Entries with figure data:
════════════════

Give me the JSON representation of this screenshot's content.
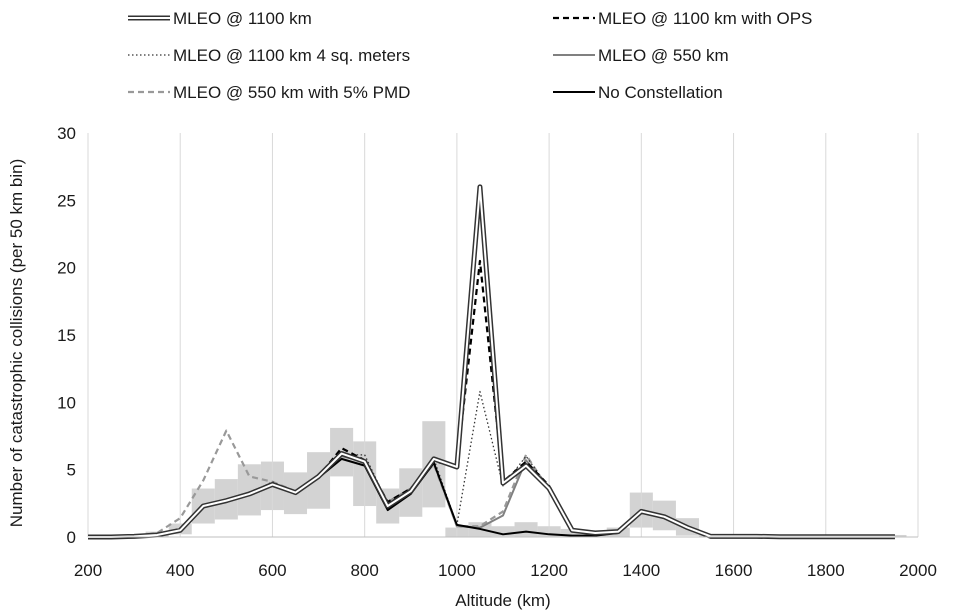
{
  "chart_data": {
    "type": "line",
    "xlabel": "Altitude (km)",
    "ylabel": "Number of catastrophic collisions (per 50 km bin)",
    "xlim": [
      200,
      2000
    ],
    "ylim": [
      0,
      30
    ],
    "x_ticks": [
      200,
      400,
      600,
      800,
      1000,
      1200,
      1400,
      1600,
      1800,
      2000
    ],
    "y_ticks": [
      0,
      5,
      10,
      15,
      20,
      25,
      30
    ],
    "grid": "vertical",
    "legend_position": "top",
    "x": [
      200,
      250,
      300,
      350,
      400,
      450,
      500,
      550,
      600,
      650,
      700,
      750,
      800,
      850,
      900,
      950,
      1000,
      1050,
      1100,
      1150,
      1200,
      1250,
      1300,
      1350,
      1400,
      1450,
      1500,
      1550,
      1600,
      1650,
      1700,
      1750,
      1800,
      1850,
      1900,
      1950
    ],
    "series": [
      {
        "name": "MLEO @ 1100 km",
        "style": "double",
        "color": "#333333",
        "values": [
          0,
          0,
          0.05,
          0.15,
          0.5,
          2.3,
          2.7,
          3.2,
          3.9,
          3.3,
          4.5,
          6.2,
          5.6,
          2.3,
          3.4,
          5.8,
          5.2,
          26,
          4,
          5.3,
          3.6,
          0.5,
          0.3,
          0.4,
          1.9,
          1.5,
          0.7,
          0.05,
          0.05,
          0.05,
          0.02,
          0.02,
          0.02,
          0.02,
          0.02,
          0.02
        ]
      },
      {
        "name": "MLEO @ 1100 km with OPS",
        "style": "dashed",
        "color": "#000000",
        "values": [
          0,
          0,
          0.05,
          0.15,
          0.5,
          2.3,
          2.6,
          3.3,
          4,
          3.3,
          4.5,
          6.6,
          5.7,
          2.6,
          3.6,
          5.6,
          5.3,
          20.5,
          4.1,
          5.6,
          3.8,
          0.5,
          0.3,
          0.4,
          2,
          1.5,
          0.7,
          0.05,
          0.05,
          0.05,
          0.02,
          0.02,
          0.02,
          0.02,
          0.02,
          0.02
        ]
      },
      {
        "name": "MLEO @ 1100 km 4 sq. meters",
        "style": "dotted",
        "color": "#333333",
        "values": [
          0,
          0,
          0.05,
          0.15,
          0.5,
          2.3,
          2.7,
          3.2,
          4.1,
          3.3,
          4.6,
          6.1,
          6.1,
          2.5,
          3.5,
          5.8,
          0.9,
          10.8,
          3.8,
          6,
          3.6,
          0.5,
          0.3,
          0.4,
          1.9,
          1.5,
          0.7,
          0.05,
          0.05,
          0.05,
          0.02,
          0.02,
          0.02,
          0.02,
          0.02,
          0.02
        ]
      },
      {
        "name": "MLEO @ 550 km",
        "style": "solid",
        "color": "#808080",
        "values": [
          0,
          0,
          0.05,
          0.15,
          0.5,
          2.4,
          2.6,
          3.2,
          4,
          3.3,
          4.6,
          6,
          5.6,
          2.6,
          3.6,
          5.5,
          0.8,
          0.7,
          1.6,
          5.7,
          3.6,
          0.5,
          0.3,
          0.4,
          2,
          1.5,
          0.7,
          0.05,
          0.05,
          0.05,
          0.02,
          0.02,
          0.02,
          0.02,
          0.02,
          0.02
        ]
      },
      {
        "name": "MLEO @ 550 km with 5% PMD",
        "style": "dashed",
        "color": "#999999",
        "values": [
          0,
          0,
          0.05,
          0.3,
          1.4,
          4.2,
          7.9,
          4.5,
          4.1,
          3.4,
          4.4,
          6.2,
          5.5,
          2.5,
          3.5,
          5.4,
          0.8,
          0.8,
          1.9,
          6.1,
          3.5,
          0.5,
          0.3,
          0.4,
          2,
          1.5,
          0.7,
          0.05,
          0.05,
          0.05,
          0.02,
          0.02,
          0.02,
          0.02,
          0.02,
          0.02
        ]
      },
      {
        "name": "No Constellation",
        "style": "solid",
        "color": "#000000",
        "values": [
          0,
          0,
          0.05,
          0.15,
          0.5,
          2.3,
          2.6,
          3.2,
          3.9,
          3.3,
          4.4,
          5.8,
          5.3,
          2,
          3.2,
          5.5,
          0.9,
          0.6,
          0.2,
          0.4,
          0.2,
          0.1,
          0.1,
          0.3,
          1.9,
          1.4,
          0.7,
          0.05,
          0.05,
          0.05,
          0.02,
          0.02,
          0.02,
          0.02,
          0.02,
          0.02
        ]
      }
    ],
    "range_band": {
      "color": "#d3d3d3",
      "x": [
        350,
        400,
        450,
        500,
        550,
        600,
        650,
        700,
        750,
        800,
        850,
        900,
        950,
        1000,
        1050,
        1100,
        1150,
        1200,
        1250,
        1300,
        1350,
        1400,
        1450,
        1500,
        1550,
        1600,
        1650,
        1700,
        1750,
        1800,
        1850,
        1900,
        1950
      ],
      "low": [
        0,
        0.2,
        1,
        1.3,
        1.6,
        2,
        1.7,
        2.1,
        4.5,
        2.3,
        1,
        1.5,
        2.2,
        0,
        0,
        0.05,
        0,
        0,
        0,
        0,
        0,
        0.7,
        0.5,
        0.1,
        0,
        0,
        0,
        0,
        0,
        0,
        0,
        0,
        0
      ],
      "high": [
        0.4,
        1,
        3.6,
        4.3,
        5.4,
        5.6,
        4.8,
        6.3,
        8.1,
        7.1,
        3.6,
        5.1,
        8.6,
        0.7,
        1.1,
        0.8,
        1.1,
        0.8,
        0.6,
        0.5,
        0.7,
        3.3,
        2.7,
        1.4,
        0.2,
        0.15,
        0.15,
        0.15,
        0.15,
        0.15,
        0.15,
        0.15,
        0.15
      ]
    }
  }
}
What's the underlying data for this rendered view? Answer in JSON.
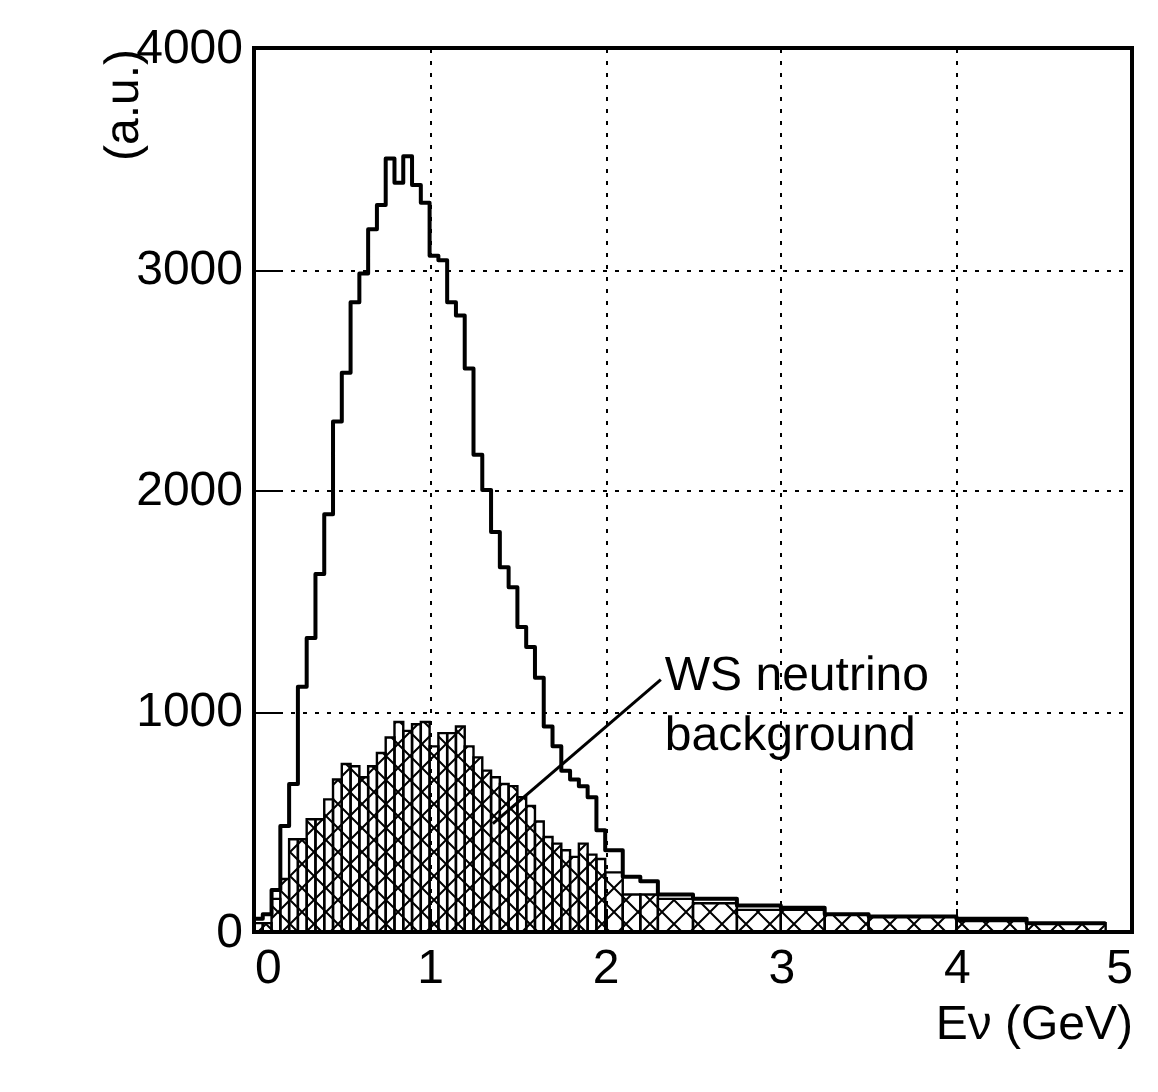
{
  "chart_data": {
    "type": "histogram",
    "xlabel": "Eν (GeV)",
    "ylabel": "(a.u.)",
    "bins": [
      0,
      0.05,
      0.1,
      0.15,
      0.2,
      0.25,
      0.3,
      0.35,
      0.4,
      0.45,
      0.5,
      0.55,
      0.6,
      0.65,
      0.7,
      0.75,
      0.8,
      0.85,
      0.9,
      0.95,
      1.0,
      1.05,
      1.1,
      1.15,
      1.2,
      1.25,
      1.3,
      1.35,
      1.4,
      1.45,
      1.5,
      1.55,
      1.6,
      1.65,
      1.7,
      1.75,
      1.8,
      1.85,
      1.9,
      1.95,
      2.0,
      2.1,
      2.2,
      2.3,
      2.5,
      2.75,
      3.0,
      3.25,
      3.5,
      4.0,
      4.4,
      4.85
    ],
    "series": [
      {
        "type": "step",
        "color": "#000000",
        "x": [
          0,
          0.05,
          0.1,
          0.15,
          0.2,
          0.25,
          0.3,
          0.35,
          0.4,
          0.45,
          0.5,
          0.55,
          0.6,
          0.65,
          0.7,
          0.75,
          0.8,
          0.85,
          0.9,
          0.95,
          1.0,
          1.05,
          1.1,
          1.15,
          1.2,
          1.25,
          1.3,
          1.35,
          1.4,
          1.45,
          1.5,
          1.55,
          1.6,
          1.65,
          1.7,
          1.75,
          1.8,
          1.85,
          1.9,
          1.95,
          2.0,
          2.1,
          2.2,
          2.3,
          2.5,
          2.75,
          3.0,
          3.25,
          3.5,
          4.0,
          4.4,
          4.85
        ],
        "values": [
          60,
          80,
          190,
          480,
          670,
          1110,
          1330,
          1620,
          1890,
          2310,
          2530,
          2850,
          2980,
          3180,
          3290,
          3500,
          3390,
          3510,
          3380,
          3300,
          3060,
          3040,
          2850,
          2790,
          2550,
          2160,
          2000,
          1810,
          1650,
          1560,
          1380,
          1290,
          1150,
          930,
          840,
          730,
          690,
          660,
          610,
          460,
          370,
          250,
          230,
          170,
          150,
          120,
          110,
          80,
          70,
          60,
          40,
          40
        ]
      },
      {
        "type": "histogram",
        "color": "#000000",
        "values": [
          40,
          40,
          150,
          240,
          420,
          420,
          510,
          510,
          600,
          690,
          760,
          750,
          700,
          750,
          810,
          880,
          950,
          910,
          940,
          950,
          840,
          900,
          900,
          930,
          840,
          790,
          730,
          700,
          670,
          660,
          610,
          570,
          500,
          430,
          400,
          370,
          340,
          400,
          350,
          330,
          270,
          170,
          170,
          150,
          130,
          100,
          100,
          80,
          70,
          50,
          40
        ]
      }
    ],
    "xlim": [
      0,
      5
    ],
    "xticks": [
      0,
      1,
      2,
      3,
      4,
      5
    ],
    "ylim": [
      0,
      4000
    ],
    "yticks": [
      0,
      1000,
      2000,
      3000,
      4000
    ],
    "grid": true,
    "annotations": [
      {
        "text": "WS neutrino\nbackground",
        "x": 1.36,
        "y": 490
      }
    ]
  }
}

════════════════

**Task prompt:**
Pick out each line above that includes "name" and show it.

**The solution:**
        "name": "MLEO @ 1100 km",
        "name": "MLEO @ 1100 km with OPS",
        "name": "MLEO @ 1100 km 4 sq. meters",
        "name": "MLEO @ 550 km",
        "name": "MLEO @ 550 km with 5% PMD",
        "name": "No Constellation",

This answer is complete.